Search the material for "ſtillatitia" and show all lines that contain it.

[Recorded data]
* * *
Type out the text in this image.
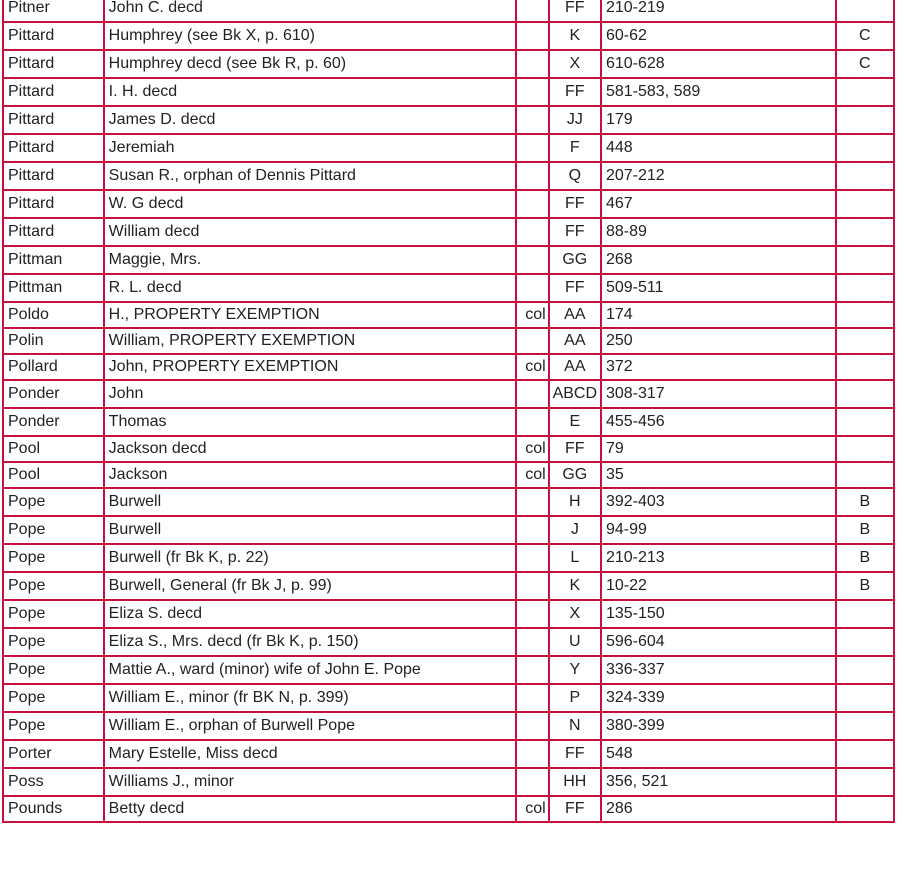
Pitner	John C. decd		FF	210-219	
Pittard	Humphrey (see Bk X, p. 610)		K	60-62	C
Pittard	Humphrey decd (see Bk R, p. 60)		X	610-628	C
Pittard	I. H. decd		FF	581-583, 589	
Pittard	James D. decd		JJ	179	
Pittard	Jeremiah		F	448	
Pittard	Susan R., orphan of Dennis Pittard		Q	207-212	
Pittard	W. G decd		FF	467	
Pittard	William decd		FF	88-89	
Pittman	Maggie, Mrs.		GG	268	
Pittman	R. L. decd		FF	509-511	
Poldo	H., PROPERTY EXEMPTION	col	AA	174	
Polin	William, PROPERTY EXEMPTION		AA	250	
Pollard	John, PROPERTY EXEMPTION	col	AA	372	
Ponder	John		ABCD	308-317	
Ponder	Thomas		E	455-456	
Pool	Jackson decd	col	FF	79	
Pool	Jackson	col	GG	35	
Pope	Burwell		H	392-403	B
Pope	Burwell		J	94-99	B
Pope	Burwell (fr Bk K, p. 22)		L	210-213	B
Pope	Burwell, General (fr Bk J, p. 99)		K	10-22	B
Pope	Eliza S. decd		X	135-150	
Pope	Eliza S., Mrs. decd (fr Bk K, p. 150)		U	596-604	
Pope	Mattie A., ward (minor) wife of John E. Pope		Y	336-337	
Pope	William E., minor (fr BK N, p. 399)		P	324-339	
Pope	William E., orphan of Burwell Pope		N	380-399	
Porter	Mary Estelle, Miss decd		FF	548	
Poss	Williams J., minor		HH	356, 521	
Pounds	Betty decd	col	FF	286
* * *
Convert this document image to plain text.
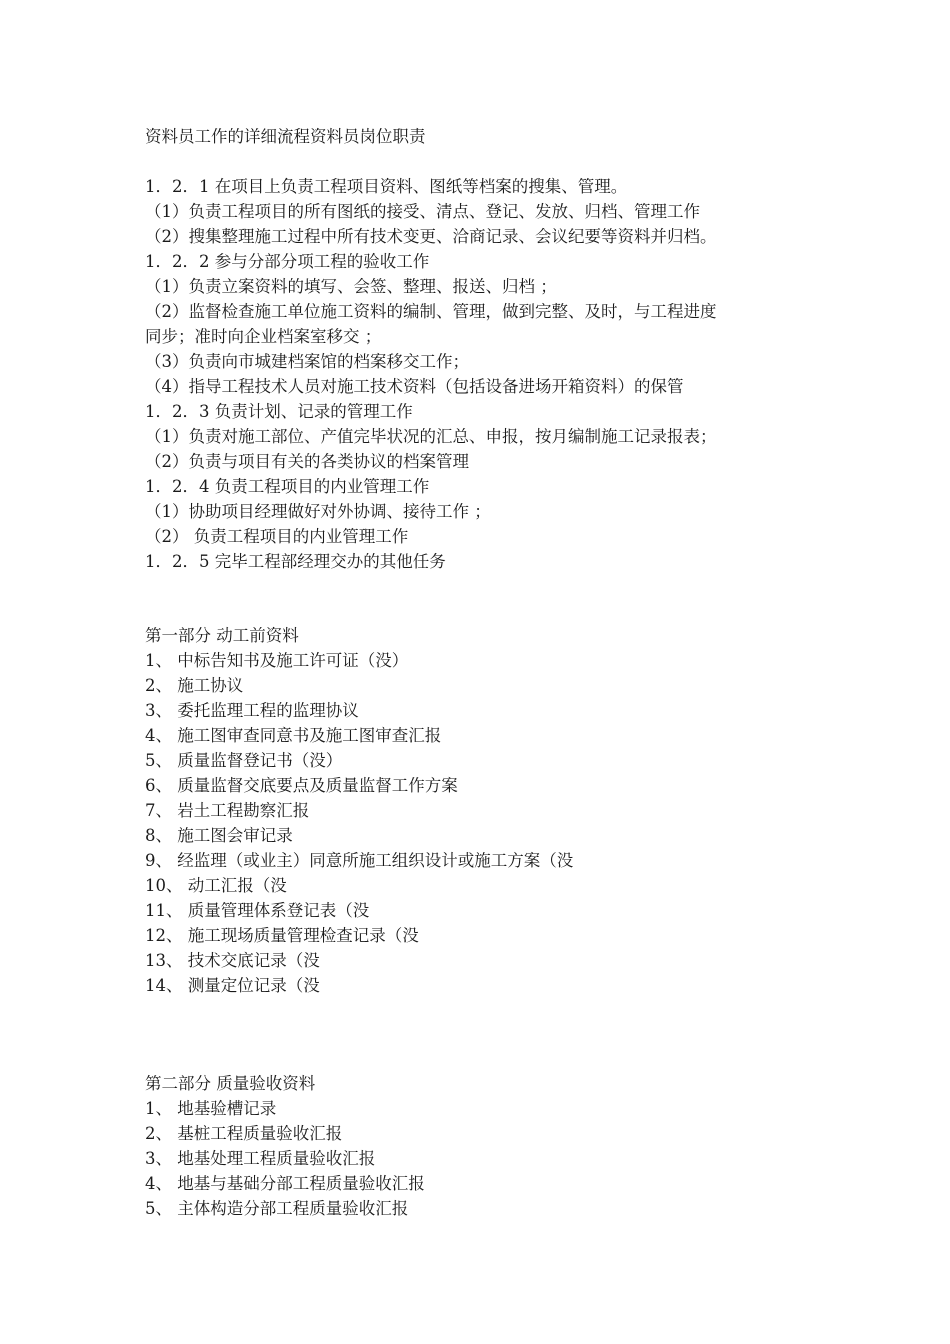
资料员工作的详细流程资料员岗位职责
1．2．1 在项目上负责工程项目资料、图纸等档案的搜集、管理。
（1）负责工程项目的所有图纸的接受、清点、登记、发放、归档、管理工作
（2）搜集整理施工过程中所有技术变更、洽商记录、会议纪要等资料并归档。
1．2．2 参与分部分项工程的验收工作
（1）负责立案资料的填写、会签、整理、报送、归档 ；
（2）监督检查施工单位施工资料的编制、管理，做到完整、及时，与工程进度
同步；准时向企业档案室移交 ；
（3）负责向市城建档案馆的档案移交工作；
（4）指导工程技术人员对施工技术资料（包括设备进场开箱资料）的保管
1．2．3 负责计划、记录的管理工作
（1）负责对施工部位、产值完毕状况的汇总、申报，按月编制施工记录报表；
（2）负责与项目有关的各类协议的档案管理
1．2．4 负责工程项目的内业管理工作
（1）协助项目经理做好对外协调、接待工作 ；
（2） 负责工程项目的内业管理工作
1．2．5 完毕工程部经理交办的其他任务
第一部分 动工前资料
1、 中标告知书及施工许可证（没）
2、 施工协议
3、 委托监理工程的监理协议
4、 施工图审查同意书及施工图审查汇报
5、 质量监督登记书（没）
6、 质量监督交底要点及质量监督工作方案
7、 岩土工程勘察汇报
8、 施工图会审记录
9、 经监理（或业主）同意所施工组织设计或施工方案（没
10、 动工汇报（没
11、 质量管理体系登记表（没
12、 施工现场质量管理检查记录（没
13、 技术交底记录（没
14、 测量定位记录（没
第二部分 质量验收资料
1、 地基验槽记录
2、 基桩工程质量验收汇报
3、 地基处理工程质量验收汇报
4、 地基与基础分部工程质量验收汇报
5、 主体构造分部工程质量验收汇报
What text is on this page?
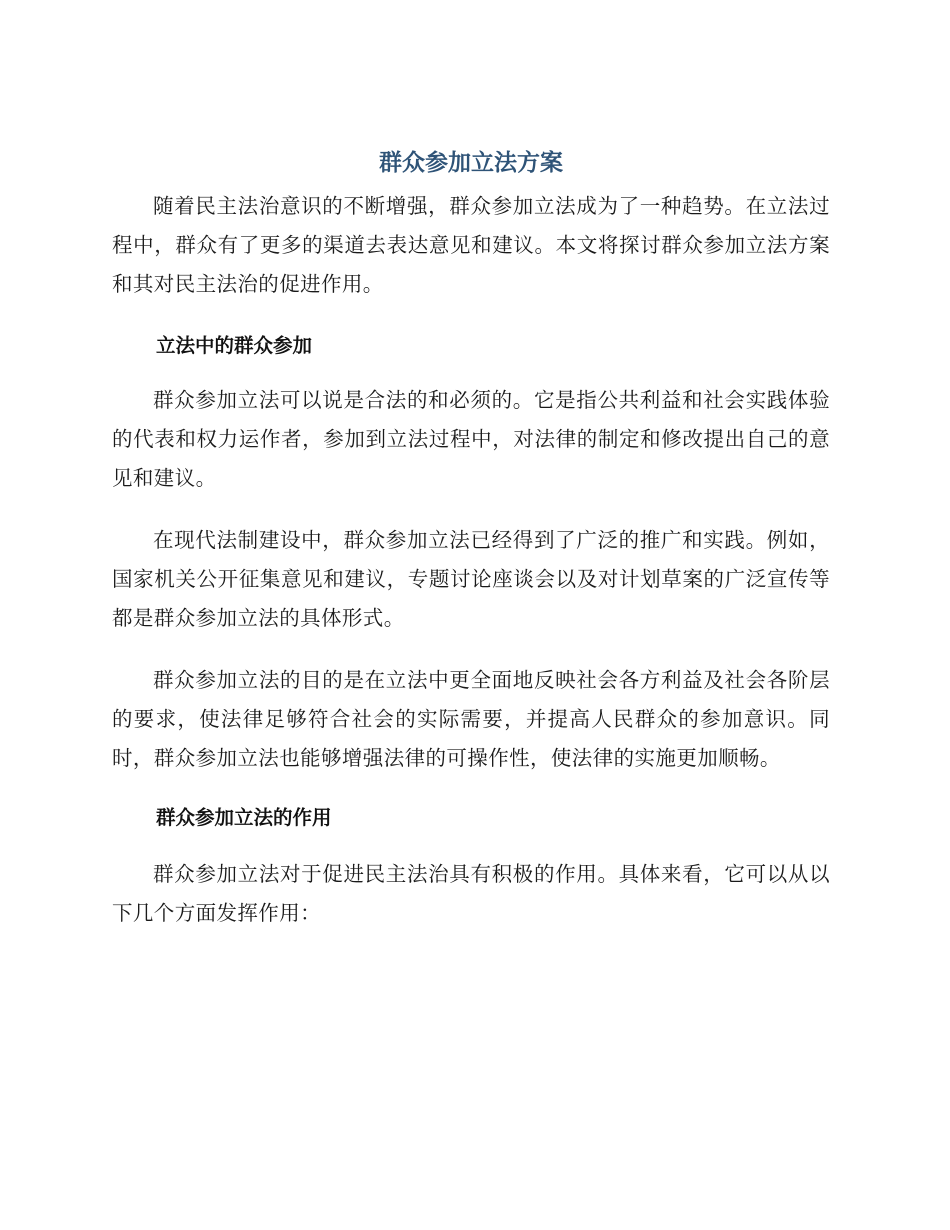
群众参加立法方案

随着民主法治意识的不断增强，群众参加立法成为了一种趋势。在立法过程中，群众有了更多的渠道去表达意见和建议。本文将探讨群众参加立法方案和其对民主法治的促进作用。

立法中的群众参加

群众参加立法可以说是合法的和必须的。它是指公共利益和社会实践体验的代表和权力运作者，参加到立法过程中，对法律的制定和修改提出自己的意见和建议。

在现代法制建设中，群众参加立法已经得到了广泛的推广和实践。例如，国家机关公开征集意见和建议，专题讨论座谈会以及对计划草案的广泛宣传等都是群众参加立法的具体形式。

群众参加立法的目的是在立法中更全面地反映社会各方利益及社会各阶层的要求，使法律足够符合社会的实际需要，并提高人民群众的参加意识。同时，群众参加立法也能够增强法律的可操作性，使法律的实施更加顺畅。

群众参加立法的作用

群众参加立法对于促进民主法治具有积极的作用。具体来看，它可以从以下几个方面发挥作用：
* * *
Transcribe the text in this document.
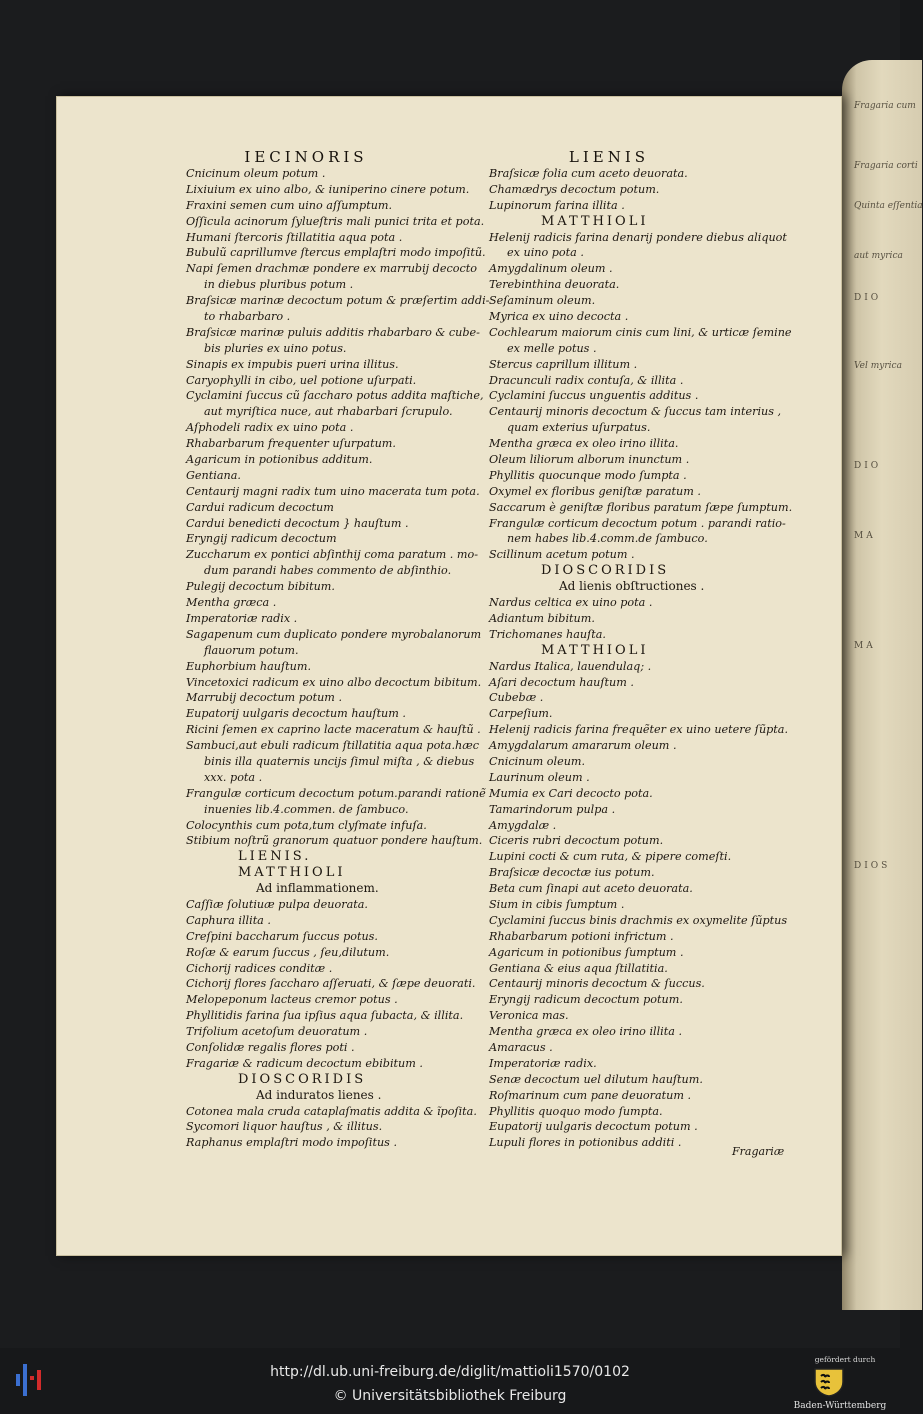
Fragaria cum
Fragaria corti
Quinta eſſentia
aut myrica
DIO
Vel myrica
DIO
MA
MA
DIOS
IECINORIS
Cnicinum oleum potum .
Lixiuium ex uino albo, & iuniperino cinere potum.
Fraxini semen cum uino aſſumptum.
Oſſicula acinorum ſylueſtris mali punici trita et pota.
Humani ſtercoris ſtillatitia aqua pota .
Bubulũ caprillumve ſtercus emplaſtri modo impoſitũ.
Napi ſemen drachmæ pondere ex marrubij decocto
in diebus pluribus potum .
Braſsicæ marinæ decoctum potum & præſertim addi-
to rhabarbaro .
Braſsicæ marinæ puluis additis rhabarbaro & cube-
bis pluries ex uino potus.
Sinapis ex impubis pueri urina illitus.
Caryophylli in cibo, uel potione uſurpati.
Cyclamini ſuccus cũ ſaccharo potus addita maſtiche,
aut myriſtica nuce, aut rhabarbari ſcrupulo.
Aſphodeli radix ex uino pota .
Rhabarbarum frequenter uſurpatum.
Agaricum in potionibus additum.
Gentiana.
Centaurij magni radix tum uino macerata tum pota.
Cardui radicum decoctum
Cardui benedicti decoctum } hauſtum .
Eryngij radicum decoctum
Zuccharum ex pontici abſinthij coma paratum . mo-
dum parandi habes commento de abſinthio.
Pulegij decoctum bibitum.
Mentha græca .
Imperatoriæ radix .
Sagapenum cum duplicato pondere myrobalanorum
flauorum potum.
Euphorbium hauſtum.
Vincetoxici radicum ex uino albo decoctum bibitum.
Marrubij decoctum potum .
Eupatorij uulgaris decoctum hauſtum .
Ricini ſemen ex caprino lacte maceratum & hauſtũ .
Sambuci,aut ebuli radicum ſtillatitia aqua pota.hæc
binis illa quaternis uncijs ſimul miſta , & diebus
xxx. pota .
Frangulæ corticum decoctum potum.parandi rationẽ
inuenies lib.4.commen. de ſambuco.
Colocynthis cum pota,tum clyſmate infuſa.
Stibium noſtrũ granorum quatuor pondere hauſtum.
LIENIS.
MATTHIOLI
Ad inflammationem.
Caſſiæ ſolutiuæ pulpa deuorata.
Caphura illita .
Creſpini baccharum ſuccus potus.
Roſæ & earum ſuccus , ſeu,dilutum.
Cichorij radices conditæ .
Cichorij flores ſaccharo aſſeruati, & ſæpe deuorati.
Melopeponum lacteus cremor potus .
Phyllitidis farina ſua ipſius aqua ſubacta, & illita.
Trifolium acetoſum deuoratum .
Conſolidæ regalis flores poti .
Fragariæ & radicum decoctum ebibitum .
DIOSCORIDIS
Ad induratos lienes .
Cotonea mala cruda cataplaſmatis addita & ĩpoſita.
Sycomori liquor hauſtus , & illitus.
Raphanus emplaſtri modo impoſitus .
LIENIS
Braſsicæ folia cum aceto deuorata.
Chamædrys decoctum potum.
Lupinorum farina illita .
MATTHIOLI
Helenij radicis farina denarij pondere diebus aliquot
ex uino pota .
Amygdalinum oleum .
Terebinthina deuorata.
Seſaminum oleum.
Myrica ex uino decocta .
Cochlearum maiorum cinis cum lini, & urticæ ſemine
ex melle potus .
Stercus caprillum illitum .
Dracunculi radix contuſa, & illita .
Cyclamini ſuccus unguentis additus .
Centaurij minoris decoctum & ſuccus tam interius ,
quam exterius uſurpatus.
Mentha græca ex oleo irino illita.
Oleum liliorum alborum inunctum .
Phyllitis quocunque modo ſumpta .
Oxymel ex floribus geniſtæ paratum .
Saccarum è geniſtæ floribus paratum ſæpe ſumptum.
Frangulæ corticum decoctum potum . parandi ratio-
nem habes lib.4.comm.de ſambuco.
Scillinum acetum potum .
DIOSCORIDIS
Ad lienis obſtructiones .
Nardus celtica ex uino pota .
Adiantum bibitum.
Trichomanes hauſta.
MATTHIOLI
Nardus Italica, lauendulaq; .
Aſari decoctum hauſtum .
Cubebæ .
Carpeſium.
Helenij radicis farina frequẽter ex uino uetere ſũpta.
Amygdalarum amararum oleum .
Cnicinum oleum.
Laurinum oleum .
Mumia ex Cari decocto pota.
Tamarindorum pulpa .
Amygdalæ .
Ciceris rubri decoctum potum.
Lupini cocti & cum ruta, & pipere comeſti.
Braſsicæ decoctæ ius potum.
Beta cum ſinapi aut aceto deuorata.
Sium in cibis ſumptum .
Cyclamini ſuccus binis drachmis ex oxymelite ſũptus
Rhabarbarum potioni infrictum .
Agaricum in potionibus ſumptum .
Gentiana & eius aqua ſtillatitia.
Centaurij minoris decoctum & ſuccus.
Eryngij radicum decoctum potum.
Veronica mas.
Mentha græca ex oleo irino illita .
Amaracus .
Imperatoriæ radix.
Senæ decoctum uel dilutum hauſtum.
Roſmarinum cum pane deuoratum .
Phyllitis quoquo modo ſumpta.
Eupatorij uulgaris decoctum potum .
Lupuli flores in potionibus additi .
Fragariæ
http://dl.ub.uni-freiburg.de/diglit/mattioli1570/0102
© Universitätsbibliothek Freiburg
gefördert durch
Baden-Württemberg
* * *
_Result of the exercise_
Humani ſtercoris ſtillatitia aqua pota .
Sambuci,aut ebuli radicum ſtillatitia aqua pota.hæc
Gentiana & eius aqua ſtillatitia.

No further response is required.